**What is expected:** Check every line of the entries that follow, and copy the ones containing "ylabel".

**Dataset entries:**
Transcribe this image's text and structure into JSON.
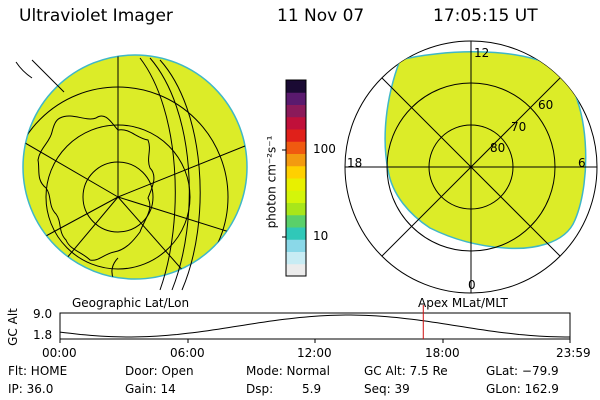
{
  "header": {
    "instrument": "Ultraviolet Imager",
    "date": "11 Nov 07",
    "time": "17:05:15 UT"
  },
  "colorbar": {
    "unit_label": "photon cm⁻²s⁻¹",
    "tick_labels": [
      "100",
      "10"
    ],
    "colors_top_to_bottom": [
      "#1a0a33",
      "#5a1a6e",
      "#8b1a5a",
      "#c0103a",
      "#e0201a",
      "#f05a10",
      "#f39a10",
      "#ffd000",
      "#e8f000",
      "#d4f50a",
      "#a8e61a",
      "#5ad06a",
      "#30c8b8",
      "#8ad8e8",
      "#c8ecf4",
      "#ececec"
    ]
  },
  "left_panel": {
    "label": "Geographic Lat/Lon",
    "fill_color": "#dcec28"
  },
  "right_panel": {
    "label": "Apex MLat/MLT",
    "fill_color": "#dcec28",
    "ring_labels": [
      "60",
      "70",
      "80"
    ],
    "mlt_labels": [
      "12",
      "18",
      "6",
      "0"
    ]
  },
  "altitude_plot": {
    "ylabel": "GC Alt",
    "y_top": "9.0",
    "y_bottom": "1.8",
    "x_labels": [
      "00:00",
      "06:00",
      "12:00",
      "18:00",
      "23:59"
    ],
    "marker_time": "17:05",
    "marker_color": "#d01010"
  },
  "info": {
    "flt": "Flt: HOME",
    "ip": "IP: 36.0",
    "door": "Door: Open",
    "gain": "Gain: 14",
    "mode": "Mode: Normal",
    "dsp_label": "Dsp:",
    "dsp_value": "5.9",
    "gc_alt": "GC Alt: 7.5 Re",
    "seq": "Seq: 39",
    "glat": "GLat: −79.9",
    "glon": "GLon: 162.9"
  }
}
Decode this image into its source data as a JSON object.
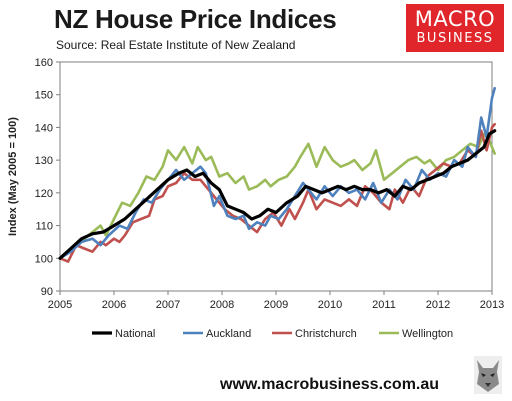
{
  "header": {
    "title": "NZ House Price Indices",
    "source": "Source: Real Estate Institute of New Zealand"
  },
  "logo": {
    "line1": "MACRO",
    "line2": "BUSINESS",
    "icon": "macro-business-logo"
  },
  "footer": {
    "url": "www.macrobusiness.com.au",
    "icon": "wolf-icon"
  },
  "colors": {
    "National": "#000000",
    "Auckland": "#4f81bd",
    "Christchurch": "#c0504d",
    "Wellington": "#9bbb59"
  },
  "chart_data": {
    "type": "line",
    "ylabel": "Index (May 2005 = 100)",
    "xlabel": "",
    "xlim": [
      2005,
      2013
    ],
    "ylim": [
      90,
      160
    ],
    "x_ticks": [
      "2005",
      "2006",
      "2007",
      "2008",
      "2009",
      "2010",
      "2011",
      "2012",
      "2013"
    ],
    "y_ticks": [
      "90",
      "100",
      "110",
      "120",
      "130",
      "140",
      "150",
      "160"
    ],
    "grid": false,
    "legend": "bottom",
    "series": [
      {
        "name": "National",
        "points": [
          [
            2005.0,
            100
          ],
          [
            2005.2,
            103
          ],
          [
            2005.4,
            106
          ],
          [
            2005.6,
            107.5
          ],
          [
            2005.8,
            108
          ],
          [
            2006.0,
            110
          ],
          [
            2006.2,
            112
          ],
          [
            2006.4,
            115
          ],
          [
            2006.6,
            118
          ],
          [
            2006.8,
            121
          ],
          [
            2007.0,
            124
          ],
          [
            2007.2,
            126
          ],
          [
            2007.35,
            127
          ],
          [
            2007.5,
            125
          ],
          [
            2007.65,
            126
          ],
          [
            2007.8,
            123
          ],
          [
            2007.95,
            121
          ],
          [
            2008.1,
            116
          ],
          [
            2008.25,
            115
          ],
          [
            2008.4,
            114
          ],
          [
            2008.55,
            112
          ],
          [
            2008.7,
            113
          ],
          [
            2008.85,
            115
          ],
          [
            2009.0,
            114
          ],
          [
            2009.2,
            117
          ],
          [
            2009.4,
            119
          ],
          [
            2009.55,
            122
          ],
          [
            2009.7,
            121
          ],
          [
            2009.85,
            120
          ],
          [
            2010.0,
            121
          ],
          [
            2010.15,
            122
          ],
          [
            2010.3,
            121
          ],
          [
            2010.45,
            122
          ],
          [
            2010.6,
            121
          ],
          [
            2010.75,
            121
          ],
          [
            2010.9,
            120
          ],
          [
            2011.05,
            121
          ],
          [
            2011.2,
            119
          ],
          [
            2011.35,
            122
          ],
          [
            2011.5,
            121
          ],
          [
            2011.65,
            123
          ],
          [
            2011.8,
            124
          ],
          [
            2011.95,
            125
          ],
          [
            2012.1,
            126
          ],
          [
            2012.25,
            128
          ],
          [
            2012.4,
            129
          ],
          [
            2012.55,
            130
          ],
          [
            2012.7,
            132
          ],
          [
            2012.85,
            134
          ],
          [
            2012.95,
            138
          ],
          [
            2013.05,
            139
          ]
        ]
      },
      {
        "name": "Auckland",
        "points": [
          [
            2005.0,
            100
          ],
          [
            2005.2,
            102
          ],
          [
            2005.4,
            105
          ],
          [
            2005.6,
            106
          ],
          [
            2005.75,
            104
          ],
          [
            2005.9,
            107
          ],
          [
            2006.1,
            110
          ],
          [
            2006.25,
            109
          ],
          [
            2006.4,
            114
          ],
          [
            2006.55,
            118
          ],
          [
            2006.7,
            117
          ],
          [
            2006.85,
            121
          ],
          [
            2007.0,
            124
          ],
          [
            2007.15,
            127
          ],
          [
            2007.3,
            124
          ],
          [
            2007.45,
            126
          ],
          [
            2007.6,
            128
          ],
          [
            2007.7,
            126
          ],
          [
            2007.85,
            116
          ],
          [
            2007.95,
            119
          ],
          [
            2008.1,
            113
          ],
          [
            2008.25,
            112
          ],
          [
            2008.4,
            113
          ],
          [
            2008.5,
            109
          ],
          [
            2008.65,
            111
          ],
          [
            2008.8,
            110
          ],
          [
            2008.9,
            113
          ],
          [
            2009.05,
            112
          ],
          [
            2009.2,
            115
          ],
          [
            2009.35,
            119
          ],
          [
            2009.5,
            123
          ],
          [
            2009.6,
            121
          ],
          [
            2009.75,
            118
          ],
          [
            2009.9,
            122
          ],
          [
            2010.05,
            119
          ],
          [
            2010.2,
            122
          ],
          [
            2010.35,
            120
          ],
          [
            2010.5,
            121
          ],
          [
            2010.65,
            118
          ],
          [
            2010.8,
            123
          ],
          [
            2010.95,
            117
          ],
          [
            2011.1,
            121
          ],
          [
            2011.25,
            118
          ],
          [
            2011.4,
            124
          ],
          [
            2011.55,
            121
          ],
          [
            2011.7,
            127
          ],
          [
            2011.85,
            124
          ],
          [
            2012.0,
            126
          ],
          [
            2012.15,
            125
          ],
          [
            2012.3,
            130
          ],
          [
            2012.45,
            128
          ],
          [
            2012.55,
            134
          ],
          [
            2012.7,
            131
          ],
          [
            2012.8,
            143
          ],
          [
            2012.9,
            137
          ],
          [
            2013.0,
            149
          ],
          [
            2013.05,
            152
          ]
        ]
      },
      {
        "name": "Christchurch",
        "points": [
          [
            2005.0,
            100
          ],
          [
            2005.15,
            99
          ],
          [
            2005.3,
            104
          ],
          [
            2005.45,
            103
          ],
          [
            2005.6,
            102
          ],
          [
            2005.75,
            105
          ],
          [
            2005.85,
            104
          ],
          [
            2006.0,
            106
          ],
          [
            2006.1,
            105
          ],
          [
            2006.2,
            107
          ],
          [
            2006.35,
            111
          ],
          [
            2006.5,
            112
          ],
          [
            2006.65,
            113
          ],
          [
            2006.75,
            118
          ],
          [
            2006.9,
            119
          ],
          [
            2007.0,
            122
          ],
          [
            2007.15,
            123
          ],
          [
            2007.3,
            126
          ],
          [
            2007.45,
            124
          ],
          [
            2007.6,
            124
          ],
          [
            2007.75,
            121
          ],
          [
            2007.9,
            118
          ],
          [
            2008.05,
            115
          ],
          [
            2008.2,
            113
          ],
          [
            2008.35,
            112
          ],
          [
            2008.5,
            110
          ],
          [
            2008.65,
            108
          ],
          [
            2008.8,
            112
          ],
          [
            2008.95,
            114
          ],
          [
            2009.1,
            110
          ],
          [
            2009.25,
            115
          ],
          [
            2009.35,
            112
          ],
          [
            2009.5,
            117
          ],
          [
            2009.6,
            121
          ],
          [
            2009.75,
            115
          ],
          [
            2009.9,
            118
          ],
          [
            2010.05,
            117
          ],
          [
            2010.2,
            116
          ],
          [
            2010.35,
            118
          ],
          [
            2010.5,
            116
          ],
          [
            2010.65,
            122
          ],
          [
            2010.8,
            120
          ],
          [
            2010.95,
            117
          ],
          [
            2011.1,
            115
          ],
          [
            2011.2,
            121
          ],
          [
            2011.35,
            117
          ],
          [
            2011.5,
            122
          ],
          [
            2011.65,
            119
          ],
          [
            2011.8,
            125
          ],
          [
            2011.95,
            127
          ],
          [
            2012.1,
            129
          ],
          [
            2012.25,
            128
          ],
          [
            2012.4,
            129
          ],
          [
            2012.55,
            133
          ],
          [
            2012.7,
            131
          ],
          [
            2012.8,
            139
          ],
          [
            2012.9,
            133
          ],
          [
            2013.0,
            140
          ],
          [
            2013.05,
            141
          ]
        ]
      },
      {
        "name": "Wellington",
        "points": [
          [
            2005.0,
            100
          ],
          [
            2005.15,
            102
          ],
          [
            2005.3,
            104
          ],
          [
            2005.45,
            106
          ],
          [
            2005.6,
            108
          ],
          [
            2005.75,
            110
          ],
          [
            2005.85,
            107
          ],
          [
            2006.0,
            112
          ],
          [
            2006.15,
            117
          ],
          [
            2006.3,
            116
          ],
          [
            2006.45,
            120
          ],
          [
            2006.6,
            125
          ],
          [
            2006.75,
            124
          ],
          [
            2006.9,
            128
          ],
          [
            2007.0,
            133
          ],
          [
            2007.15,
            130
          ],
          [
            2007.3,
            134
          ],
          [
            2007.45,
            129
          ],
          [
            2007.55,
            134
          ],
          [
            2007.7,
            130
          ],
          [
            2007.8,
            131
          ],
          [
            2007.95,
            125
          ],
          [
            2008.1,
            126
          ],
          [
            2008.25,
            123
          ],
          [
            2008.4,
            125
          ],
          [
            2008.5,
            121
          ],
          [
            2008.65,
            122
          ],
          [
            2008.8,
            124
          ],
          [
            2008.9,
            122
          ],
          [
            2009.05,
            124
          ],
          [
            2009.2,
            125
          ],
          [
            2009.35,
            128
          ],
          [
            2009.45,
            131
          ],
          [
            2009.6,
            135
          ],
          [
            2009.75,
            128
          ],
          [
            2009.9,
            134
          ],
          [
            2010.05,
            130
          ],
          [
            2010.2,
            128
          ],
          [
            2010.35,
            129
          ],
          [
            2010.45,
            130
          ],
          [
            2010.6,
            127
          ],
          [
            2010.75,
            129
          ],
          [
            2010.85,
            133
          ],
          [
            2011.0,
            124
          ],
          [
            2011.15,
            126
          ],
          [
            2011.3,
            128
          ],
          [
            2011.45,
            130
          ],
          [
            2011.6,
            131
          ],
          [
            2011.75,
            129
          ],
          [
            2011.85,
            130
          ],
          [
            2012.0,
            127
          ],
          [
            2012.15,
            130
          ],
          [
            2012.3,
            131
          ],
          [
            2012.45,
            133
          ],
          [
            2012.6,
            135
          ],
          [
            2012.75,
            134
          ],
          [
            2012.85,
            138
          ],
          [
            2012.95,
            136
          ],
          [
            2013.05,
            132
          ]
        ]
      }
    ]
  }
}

**Exercise answer:**
    "ylabel": "GC Alt",
    "ylabel": "Index (May 2005 = 100)",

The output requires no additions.